• _Work to do_
Repeat the data verbatim.
:::::
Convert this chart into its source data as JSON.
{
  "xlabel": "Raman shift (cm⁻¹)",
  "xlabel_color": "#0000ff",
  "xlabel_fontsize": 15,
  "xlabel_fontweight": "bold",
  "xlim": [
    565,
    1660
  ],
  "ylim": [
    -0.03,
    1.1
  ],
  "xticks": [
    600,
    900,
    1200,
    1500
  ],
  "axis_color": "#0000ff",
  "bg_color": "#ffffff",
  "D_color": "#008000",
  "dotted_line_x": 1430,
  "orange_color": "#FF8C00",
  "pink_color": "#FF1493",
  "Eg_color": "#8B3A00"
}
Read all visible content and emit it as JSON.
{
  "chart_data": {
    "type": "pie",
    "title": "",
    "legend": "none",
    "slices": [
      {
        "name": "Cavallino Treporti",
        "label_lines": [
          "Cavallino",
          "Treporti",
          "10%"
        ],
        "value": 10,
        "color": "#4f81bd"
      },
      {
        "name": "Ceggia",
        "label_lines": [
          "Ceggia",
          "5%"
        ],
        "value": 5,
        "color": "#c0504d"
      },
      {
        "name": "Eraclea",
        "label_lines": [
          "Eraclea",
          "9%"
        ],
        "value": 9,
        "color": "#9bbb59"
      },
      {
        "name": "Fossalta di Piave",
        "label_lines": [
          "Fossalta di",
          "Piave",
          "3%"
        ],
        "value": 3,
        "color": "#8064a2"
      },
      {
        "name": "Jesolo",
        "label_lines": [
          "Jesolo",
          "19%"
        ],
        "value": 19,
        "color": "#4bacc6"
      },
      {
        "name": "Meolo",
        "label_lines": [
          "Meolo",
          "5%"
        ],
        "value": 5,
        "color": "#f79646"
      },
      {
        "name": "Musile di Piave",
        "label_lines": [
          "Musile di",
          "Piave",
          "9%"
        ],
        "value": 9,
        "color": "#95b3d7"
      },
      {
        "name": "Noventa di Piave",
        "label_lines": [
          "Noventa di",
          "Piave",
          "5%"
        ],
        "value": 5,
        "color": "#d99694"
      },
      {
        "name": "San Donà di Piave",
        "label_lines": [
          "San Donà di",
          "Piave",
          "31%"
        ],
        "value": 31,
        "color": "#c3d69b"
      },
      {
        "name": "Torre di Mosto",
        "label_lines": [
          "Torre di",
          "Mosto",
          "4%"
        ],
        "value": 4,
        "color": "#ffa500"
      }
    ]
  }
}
:::::
• _Solution to the exercise_
Convert this chart into its source data as JSON.
{
  "xlabel": "Raman shift (cm⁻¹)",
  "xlabel_color": "#0000ff",
  "xlabel_fontsize": 15,
  "xlabel_fontweight": "bold",
  "xlim": [
    565,
    1660
  ],
  "ylim": [
    -0.03,
    1.1
  ],
  "xticks": [
    600,
    900,
    1200,
    1500
  ],
  "axis_color": "#0000ff",
  "bg_color": "#ffffff",
  "D_color": "#008000",
  "dotted_line_x": 1430,
  "orange_color": "#FF8C00",
  "pink_color": "#FF1493",
  "Eg_color": "#8B3A00"
}
Read all visible content and emit it as JSON.
{
  "chart_data": {
    "type": "pie",
    "title": "",
    "legend": "none",
    "slices": [
      {
        "name": "Cavallino Treporti",
        "label_lines": [
          "Cavallino",
          "Treporti",
          "10%"
        ],
        "value": 10,
        "color": "#4f81bd"
      },
      {
        "name": "Ceggia",
        "label_lines": [
          "Ceggia",
          "5%"
        ],
        "value": 5,
        "color": "#c0504d"
      },
      {
        "name": "Eraclea",
        "label_lines": [
          "Eraclea",
          "9%"
        ],
        "value": 9,
        "color": "#9bbb59"
      },
      {
        "name": "Fossalta di Piave",
        "label_lines": [
          "Fossalta di",
          "Piave",
          "3%"
        ],
        "value": 3,
        "color": "#8064a2"
      },
      {
        "name": "Jesolo",
        "label_lines": [
          "Jesolo",
          "19%"
        ],
        "value": 19,
        "color": "#4bacc6"
      },
      {
        "name": "Meolo",
        "label_lines": [
          "Meolo",
          "5%"
        ],
        "value": 5,
        "color": "#f79646"
      },
      {
        "name": "Musile di Piave",
        "label_lines": [
          "Musile di",
          "Piave",
          "9%"
        ],
        "value": 9,
        "color": "#95b3d7"
      },
      {
        "name": "Noventa di Piave",
        "label_lines": [
          "Noventa di",
          "Piave",
          "5%"
        ],
        "value": 5,
        "color": "#d99694"
      },
      {
        "name": "San Donà di Piave",
        "label_lines": [
          "San Donà di",
          "Piave",
          "31%"
        ],
        "value": 31,
        "color": "#c3d69b"
      },
      {
        "name": "Torre di Mosto",
        "label_lines": [
          "Torre di",
          "Mosto",
          "4%"
        ],
        "value": 4,
        "color": "#ffa500"
      }
    ]
  }
}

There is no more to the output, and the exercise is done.